PROVIDED TEXT ::

>> Begin

The machines provided pathways
of upward socioeconomic mobility
for ethnic minorities, such as Irish
and Italian immigrants. They also
offered a social welfare framework
when economic transformations
were causing dislocations and massive poverty while the government
did not provide welfare services.
For example, machine bosses commonly appeared at wakes to offer
assistance to widows and children
of the deceased. At a minimum, this
assistance might pay for funeral
expenses, but it could also cover
the rent and pay for food for a short
time. Progressive reformers who
were part of the educated social
elite were effectively excluded from
the machine party system.
Irving Underhill, 1914
In New York City, machine bosses used to meet and
divide up public contracts in the Tammany Hall clubhouse, which over time came to symbolize the corruption of machine party politics.
For the educated elite to regain leadership, the rules of the game had to change. Progressives
supported primary elections to weaken the stranglehold of the machine bosses, as voters
could choose their own party nominees rather than having party bosses choose for them.
Reformers also sought local-level nonpartisan elections and strict voter registration requirements to reduce voter fraud. Finally, they sought to establish civil service systems to eliminate
the patronage system altogether.

>> End

SUPPLIED RECORDS ::

>> Begin

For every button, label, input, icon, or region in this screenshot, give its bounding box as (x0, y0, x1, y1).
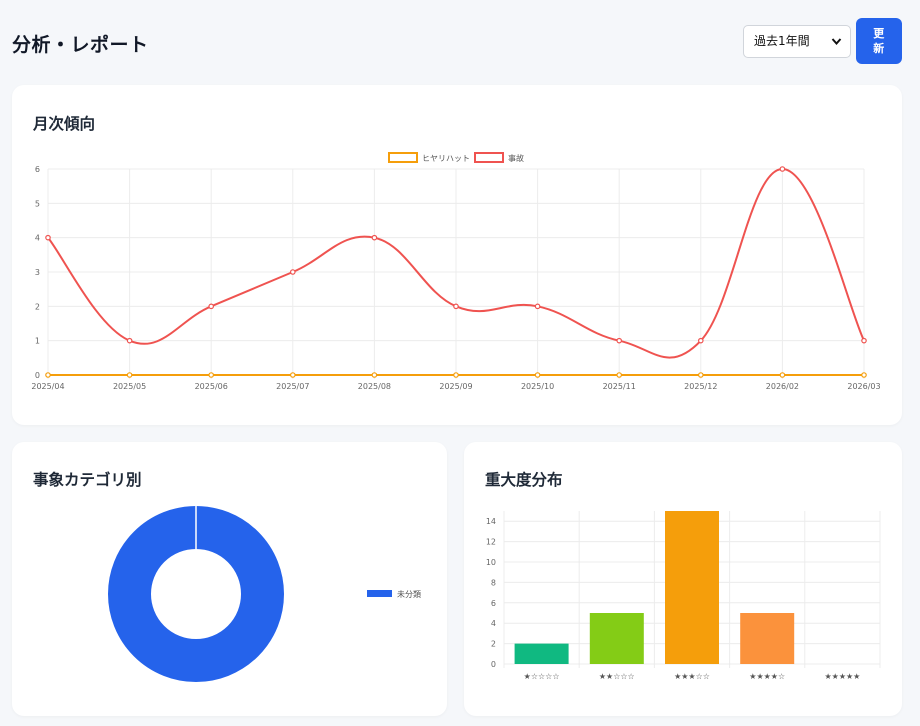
x-tick-label: 2025/06 (195, 382, 228, 391)
x-tick-label: ★★☆☆☆ (599, 672, 635, 681)
data-point (453, 303, 459, 310)
severity-card: 重大度分布 0 2 4 6 8 10 12 14 ★☆☆☆☆ ★★☆☆☆ ★★★☆☆ ★★★★☆ ★★★… (464, 442, 902, 716)
y-tick-label: 0 (35, 371, 40, 380)
x-tick-label: 2025/04 (31, 382, 64, 391)
data-point (371, 372, 378, 378)
data-point (616, 372, 623, 378)
monthly-trend-chart: 0 1 2 3 4 5 6 2025/04 2025/05 2025/06 2025/07 2025/… (31, 152, 881, 391)
refresh-button[interactable]: 更新 (856, 18, 902, 64)
category-card: 事象カテゴリ別 未分類 (12, 442, 447, 716)
data-point (697, 337, 704, 344)
x-tick-label: ★★★★☆ (749, 672, 785, 681)
monthly-trend-card: 月次傾向 0 1 2 3 4 5 6 2025/04 2025/05 2025/06 2025/07… (12, 85, 902, 425)
y-tick-label: 2 (35, 302, 40, 311)
page-title: 分析・レポート (12, 34, 149, 56)
data-point (534, 372, 541, 378)
y-tick-label: 4 (491, 619, 496, 628)
y-tick-label: 4 (35, 234, 40, 243)
severity-bar-chart: 0 2 4 6 8 10 12 14 ★☆☆☆☆ ★★☆☆☆ ★★★☆☆ ★★★★☆ ★★★★★ (486, 511, 881, 681)
x-tick-label: ★☆☆☆☆ (524, 672, 560, 681)
data-point (861, 372, 867, 378)
legend-swatch (388, 152, 418, 163)
y-tick-label: 12 (486, 538, 496, 547)
x-tick-label: 2025/09 (439, 382, 472, 391)
x-tick-label: 2025/12 (684, 382, 717, 391)
refresh-button-label: 更新 (873, 27, 885, 55)
y-tick-label: 1 (35, 337, 40, 346)
data-point (453, 372, 459, 378)
y-tick-label: 2 (491, 640, 496, 649)
data-point (126, 337, 133, 344)
period-select-value: 過去1年間 (754, 34, 810, 48)
data-point (289, 372, 296, 378)
y-tick-label: 5 (35, 199, 40, 208)
y-tick-label: 6 (35, 165, 40, 174)
data-point (289, 269, 296, 275)
data-point (208, 372, 215, 378)
x-tick-label: ★★★☆☆ (674, 672, 710, 681)
y-tick-label: 3 (35, 268, 40, 277)
x-tick-label: 2025/08 (358, 382, 391, 391)
legend-label: 事故 (508, 153, 524, 163)
period-select[interactable]: 過去1年間 (743, 25, 851, 58)
data-point (697, 372, 704, 378)
data-point (534, 303, 541, 310)
severity-bar (589, 613, 644, 664)
data-point (861, 337, 867, 344)
y-tick-label: 8 (491, 578, 496, 587)
y-tick-label: 6 (491, 599, 496, 608)
data-point (208, 303, 215, 310)
severity-bar (665, 511, 719, 664)
data-point (45, 372, 51, 378)
y-tick-label: 0 (491, 660, 496, 669)
data-point (779, 166, 786, 172)
severity-bar (514, 643, 569, 664)
data-point (126, 372, 133, 378)
legend-label: ヒヤリハット (422, 154, 470, 163)
x-tick-label: 2025/10 (521, 382, 554, 391)
x-tick-label: 2025/07 (276, 382, 309, 391)
legend-swatch (474, 152, 504, 163)
chevron-down-icon (831, 26, 842, 69)
x-tick-label: 2025/05 (113, 382, 146, 391)
page-header: 分析・レポート 過去1年間 更新 (0, 0, 920, 84)
legend-swatch (367, 590, 392, 597)
data-point (616, 337, 623, 344)
category-donut-chart: 未分類 (108, 506, 421, 682)
x-tick-label: ★★★★★ (824, 672, 860, 681)
x-tick-label: 2026/03 (847, 382, 880, 391)
legend-label: 未分類 (397, 589, 421, 599)
data-point (371, 234, 378, 241)
data-point (45, 234, 51, 241)
severity-bar (740, 613, 795, 664)
x-tick-label: 2025/11 (603, 382, 636, 391)
data-point (779, 372, 786, 378)
x-tick-label: 2026/02 (766, 382, 799, 391)
y-tick-label: 14 (486, 517, 496, 526)
y-tick-label: 10 (486, 558, 496, 567)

>> End

WHAT TO WORK ON ::
(a) From the passage on political machines, reproduce word for word the stretch that begins at "Irving Underhill, 1914" and ends after "choose for them.".
(b) Condense the paragraph of the political machines passage that opens with "For the educated elite to regain leadership" into a bulleted list that keeps its main facts.
(c) According to the political machines passage, where did machine bosses in New York City meet to divide up public contracts?

COMPLETE ANSWERS ::
(a)
Irving Underhill, 1914
In New York City, machine bosses used to meet and
divide up public contracts in the Tammany Hall clubhouse, which over time came to symbolize the corruption of machine party politics.
For the educated elite to regain leadership, the rules of the game had to change. Progressives
supported primary elections to weaken the stranglehold of the machine bosses, as voters
could choose their own party nominees rather than having party bosses choose for them.

(b)
- Changing the rules was necessary for the educated elite to regain leadership.
- Progressives backed primary elections so voters, not party bosses, would choose party nominees. This would weaken the machine bosses' hold.
- Reformers sought local-level nonpartisan elections.
- They sought strict voter registration requirements to reduce voter fraud.
- They sought civil service systems to eliminate the patronage system altogether.

(c) In the Tammany Hall clubhouse.